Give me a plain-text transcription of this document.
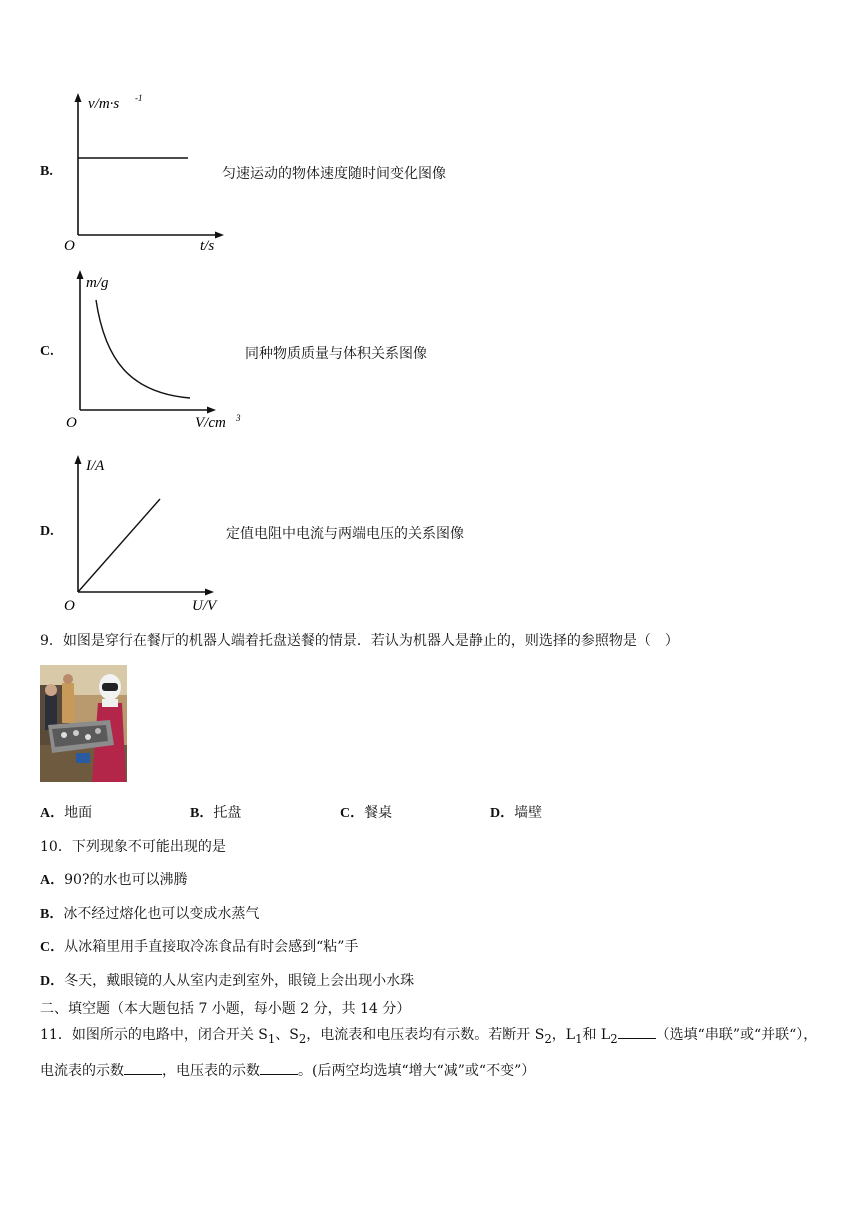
B.
v/m·s -1
t/s
O
匀速运动的物体速度随时间变化图像
C.
m/g
V/cm 3
O
同种物质质量与体积关系图像
D.
I/A
U/V
O
定值电阻中电流与两端电压的关系图像
9．如图是穿行在餐厅的机器人端着托盘送餐的情景．若认为机器人是静止的，则选择的参照物是（　）
A．地面	B．托盘	C．餐桌	D．墙壁
10．下列现象不可能出现的是
A．90?的水也可以沸腾
B．冰不经过熔化也可以变成水蒸气
C．从冰箱里用手直接取冷冻食品有时会感到“粘”手
D．冬天，戴眼镜的人从室内走到室外，眼镜上会出现小水珠
二、填空题（本大题包括 7 小题，每小题 2 分，共 14 分）
11．如图所示的电路中，闭合开关 $S_1$、$S_2$，电流表和电压表均有示数。若断开 $S_2$，$L_1$和 $L_2$	（选填“串联”或“并联“），电流表的示数	，电压表的示数	。(后两空均选填“增大“减”或“不变”）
§ §
GOAL OF THE EXERCISE: Output an exact copy of the material, with the pictures removed.

WRITTEN ANSWER:
Give me a plain-text transcription of this document.
B.
v/m·s -1
t/s
O
匀速运动的物体速度随时间变化图像
C.
m/g
V/cm 3
O
同种物质质量与体积关系图像
D.
I/A
U/V
O
定值电阻中电流与两端电压的关系图像
9．如图是穿行在餐厅的机器人端着托盘送餐的情景．若认为机器人是静止的，则选择的参照物是（　）
A．地面	B．托盘	C．餐桌	D．墙壁
10．下列现象不可能出现的是
A．90?的水也可以沸腾
B．冰不经过熔化也可以变成水蒸气
C．从冰箱里用手直接取冷冻食品有时会感到“粘”手
D．冬天，戴眼镜的人从室内走到室外，眼镜上会出现小水珠
二、填空题（本大题包括 7 小题，每小题 2 分，共 14 分）
11．如图所示的电路中，闭合开关 $S_1$、$S_2$，电流表和电压表均有示数。若断开 $S_2$，$L_1$和 $L_2$	（选填“串联”或“并联“），电流表的示数	，电压表的示数	。(后两空均选填“增大“减”或“不变”）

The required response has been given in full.